Instrução:
Reproduza sem alterações o trecho do texto sobre espaços do centro histórico de Curitiba que começa em "O Jokers tem" e vai até "clique aqui.", inclusive.

======== Documento de origem

Casa do escultor Ricardo Tod
Outro espaço que exemplifica os usos atuais da rua é a “SFco179”, que se define como “Projeto de regeneração de um espaço no centro histórico. A SFCO179 tem cafés especiais, gastronomia, drinks, fábrica de chocolate e área de eventos”. O edifício ocupado pelo empreendimento foi residência do famoso escultor curitibano Ricardo Tod, falecido em 2005 aos 42 anos. A mais conhecida obra de Tod é o Cavalo Babão, localizado no Largo do Rosário, coração do centro histórico de Curitiba. Ali funcionou também uma metalúrgica da família dos imigrantes ingleses Tod.
Jokers Pub
Desde 2001, em um casarão vermelho, funciona o Jokers Pub - bar/restaurante com a temática de palhaços. O edifício em que o Jokers está, no entanto, é mais do que centenário. Como nos mostra uma planta arquitetônica da época, sua construção é de aproximadamente 1912 e seu proprietário inicial foi Frederico Rummert.
O Jokers tem a tradição de receber todo tipo de expressão cultural, desde apresentações musicais, até peças de teatro, de comédia e mágica sendo, inclusive, palco de início de carreira de atores e atrizes com projeção nacional. Para mais informações sobre o Jokers,
clique aqui.

================
======== Dados

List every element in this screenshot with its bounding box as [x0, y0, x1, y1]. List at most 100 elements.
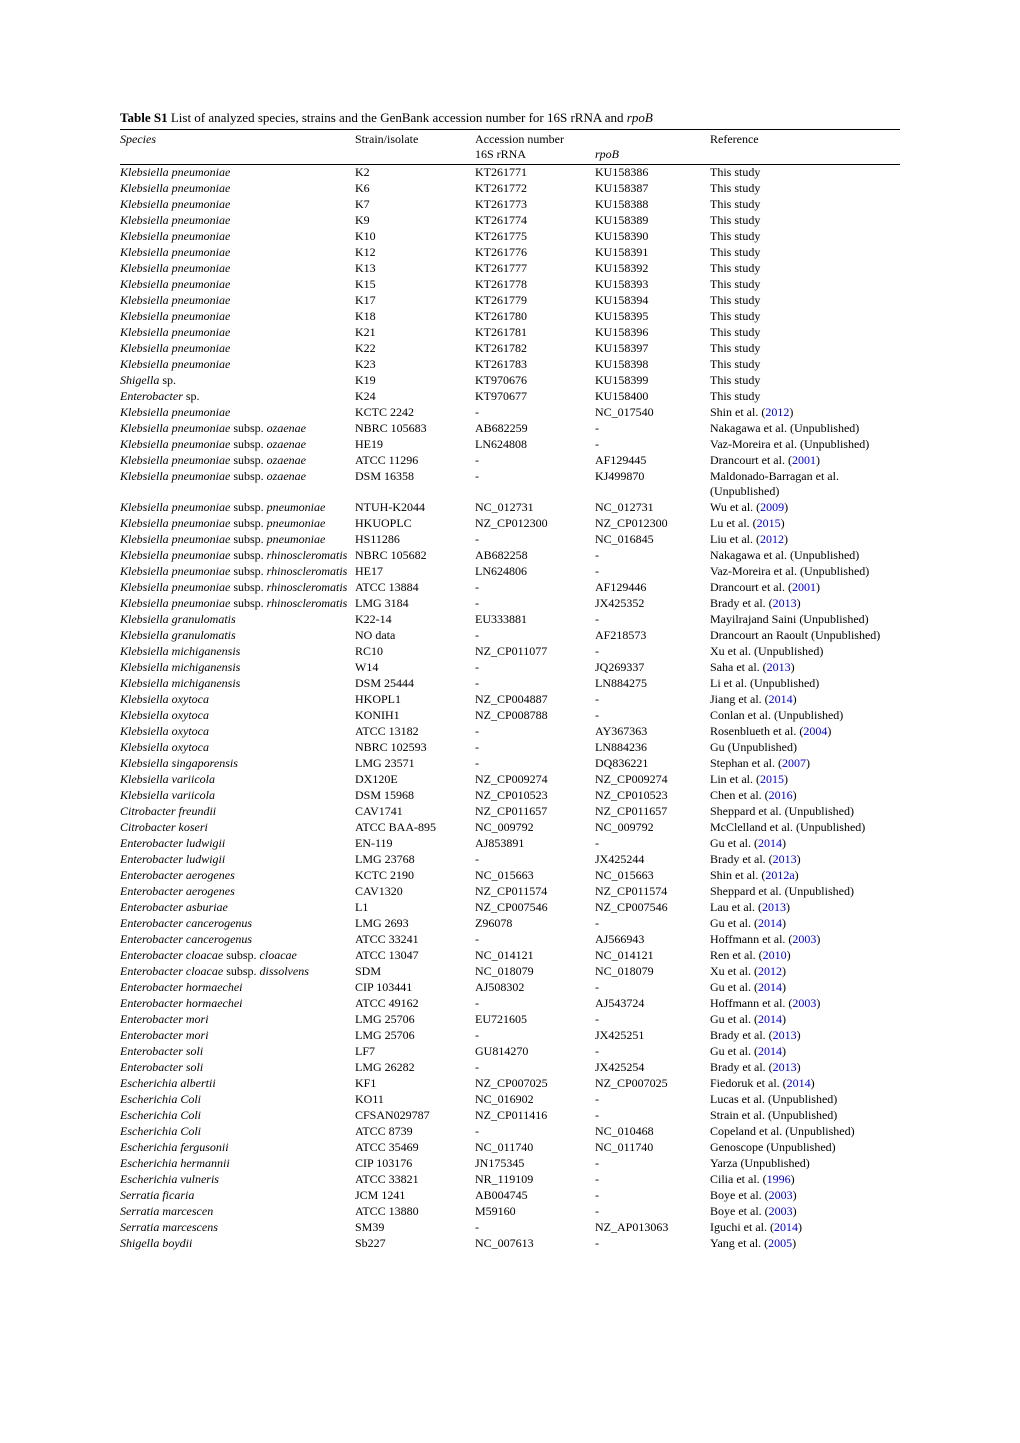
ref-year-link[interactable]: 2012 [760, 532, 784, 546]
ref-text-before: Xu et al. ( [710, 964, 758, 978]
cell-strain: ATCC 33241 [355, 932, 475, 948]
ref-year-link[interactable]: 2013 [773, 852, 797, 866]
cell-strain: NBRC 102593 [355, 740, 475, 756]
ref-year-link[interactable]: 2016 [769, 788, 793, 802]
ref-year-link[interactable]: 2014 [758, 980, 782, 994]
cell-rpob: - [595, 437, 710, 453]
table-row: Klebsiella pneumoniae subsp. rhinosclero… [120, 564, 900, 580]
ref-year-link[interactable]: 2013 [773, 596, 797, 610]
table-row: Klebsiella variicolaDX120ENZ_CP009274NZ_… [120, 772, 900, 788]
cell-strain: K9 [355, 213, 475, 229]
cell-reference: Mayilrajand Saini (Unpublished) [710, 612, 900, 628]
cell-reference: Shin et al. (2012a) [710, 868, 900, 884]
cell-reference: Nakagawa et al. (Unpublished) [710, 548, 900, 564]
table-row: Enterobacter soliLF7GU814270-Gu et al. (… [120, 1044, 900, 1060]
cell-reference: Cilia et al. (1996) [710, 1172, 900, 1188]
ref-year-link[interactable]: 2013 [762, 900, 786, 914]
ref-year-link[interactable]: 2003 [792, 996, 816, 1010]
cell-16s: AJ508302 [475, 980, 595, 996]
cell-species: Enterobacter soli [120, 1044, 355, 1060]
ref-year-link[interactable]: 2012 [765, 405, 789, 419]
cell-rpob: KU158395 [595, 309, 710, 325]
ref-text-after: ) [816, 932, 820, 946]
ref-year-link[interactable]: 2004 [803, 724, 827, 738]
cell-strain: K13 [355, 261, 475, 277]
ref-text-after: ) [816, 580, 820, 594]
ref-year-link[interactable]: 2012a [765, 868, 794, 882]
cell-16s: NC_011740 [475, 1140, 595, 1156]
cell-16s: KT970676 [475, 373, 595, 389]
cell-reference: Vaz-Moreira et al. (Unpublished) [710, 437, 900, 453]
cell-rpob: KU158398 [595, 357, 710, 373]
cell-reference: This study [710, 389, 900, 405]
cell-16s: GU814270 [475, 1044, 595, 1060]
cell-rpob: - [595, 1236, 710, 1252]
ref-year-link[interactable]: 2013 [767, 660, 791, 674]
cell-species: Klebsiella pneumoniae [120, 341, 355, 357]
ref-year-link[interactable]: 2009 [760, 500, 784, 514]
cell-reference: This study [710, 181, 900, 197]
ref-year-link[interactable]: 2014 [774, 1220, 798, 1234]
cell-reference: Lucas et al. (Unpublished) [710, 1092, 900, 1108]
table-row: Klebsiella pneumoniaeK22KT261782KU158397… [120, 341, 900, 357]
table-row: Escherichia ColiATCC 8739-NC_010468Copel… [120, 1124, 900, 1140]
cell-rpob: NZ_CP011657 [595, 804, 710, 820]
ref-year-link[interactable]: 2013 [773, 1028, 797, 1042]
ref-year-link[interactable]: 2014 [758, 1012, 782, 1026]
cell-rpob: LN884236 [595, 740, 710, 756]
ref-year-link[interactable]: 2010 [763, 948, 787, 962]
table-row: Klebsiella oxytocaKONIH1NZ_CP008788-Conl… [120, 708, 900, 724]
cell-16s: NC_009792 [475, 820, 595, 836]
ref-year-link[interactable]: 2007 [782, 756, 806, 770]
ref-text-before: Brady et al. ( [710, 1060, 773, 1074]
ref-year-link[interactable]: 1996 [767, 1172, 791, 1186]
ref-year-link[interactable]: 2014 [758, 1044, 782, 1058]
cell-species: Escherichia Coli [120, 1108, 355, 1124]
cell-reference: Rosenblueth et al. (2004) [710, 724, 900, 740]
ref-year-link[interactable]: 2014 [787, 1076, 811, 1090]
ref-year-link[interactable]: 2001 [792, 453, 816, 467]
cell-16s: KT261780 [475, 309, 595, 325]
cell-reference: Lu et al. (2015) [710, 516, 900, 532]
ref-year-link[interactable]: 2012 [758, 964, 782, 978]
ref-year-link[interactable]: 2003 [769, 1204, 793, 1218]
ref-year-link[interactable]: 2005 [768, 1236, 792, 1250]
cell-reference: This study [710, 341, 900, 357]
ref-text-after: ) [816, 453, 820, 467]
cell-species: Klebsiella pneumoniae subsp. pneumoniae [120, 500, 355, 516]
ref-text-after: ) [793, 692, 797, 706]
table-row: Enterobacter cancerogenusATCC 33241-AJ56… [120, 932, 900, 948]
cell-species: Klebsiella pneumoniae [120, 245, 355, 261]
cell-16s: NC_016902 [475, 1092, 595, 1108]
ref-text-after: ) [793, 1204, 797, 1218]
cell-rpob: DQ836221 [595, 756, 710, 772]
ref-year-link[interactable]: 2014 [758, 836, 782, 850]
cell-rpob: NZ_CP007546 [595, 900, 710, 916]
ref-year-link[interactable]: 2003 [792, 932, 816, 946]
ref-text-before: Lin et al. ( [710, 772, 760, 786]
table-row: Klebsiella pneumoniae subsp. pneumoniaeH… [120, 516, 900, 532]
ref-text-after: ) [793, 788, 797, 802]
cell-16s: NZ_CP007025 [475, 1076, 595, 1092]
ref-year-link[interactable]: 2001 [792, 580, 816, 594]
ref-year-link[interactable]: 2013 [773, 1060, 797, 1074]
cell-16s: JN175345 [475, 1156, 595, 1172]
cell-reference: Yarza (Unpublished) [710, 1156, 900, 1172]
ref-year-link[interactable]: 2014 [758, 916, 782, 930]
cell-rpob: NC_017540 [595, 405, 710, 421]
ref-text-before: Gu et al. ( [710, 1012, 758, 1026]
cell-species: Klebsiella pneumoniae [120, 325, 355, 341]
cell-reference: Yang et al. (2005) [710, 1236, 900, 1252]
ref-year-link[interactable]: 2003 [769, 1188, 793, 1202]
cell-strain: HE19 [355, 437, 475, 453]
cell-strain: ATCC 35469 [355, 1140, 475, 1156]
ref-year-link[interactable]: 2014 [769, 692, 793, 706]
cell-16s: KT261775 [475, 229, 595, 245]
cell-16s: EU721605 [475, 1012, 595, 1028]
ref-year-link[interactable]: 2015 [760, 772, 784, 786]
ref-year-link[interactable]: 2015 [757, 516, 781, 530]
cell-species: Klebsiella granulomatis [120, 628, 355, 644]
ref-text-after: ) [782, 916, 786, 930]
table-row: Escherichia vulnerisATCC 33821NR_119109-… [120, 1172, 900, 1188]
cell-strain: LMG 23768 [355, 852, 475, 868]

================

Resposta:
O Jokers tem a tradição de receber todo tipo de expressão cultural, desde apresentações musicais, até peças de teatro, de comédia e mágica sendo, inclusive, palco de início de carreira de atores e atrizes com projeção nacional. Para mais informações sobre o Jokers,
clique aqui.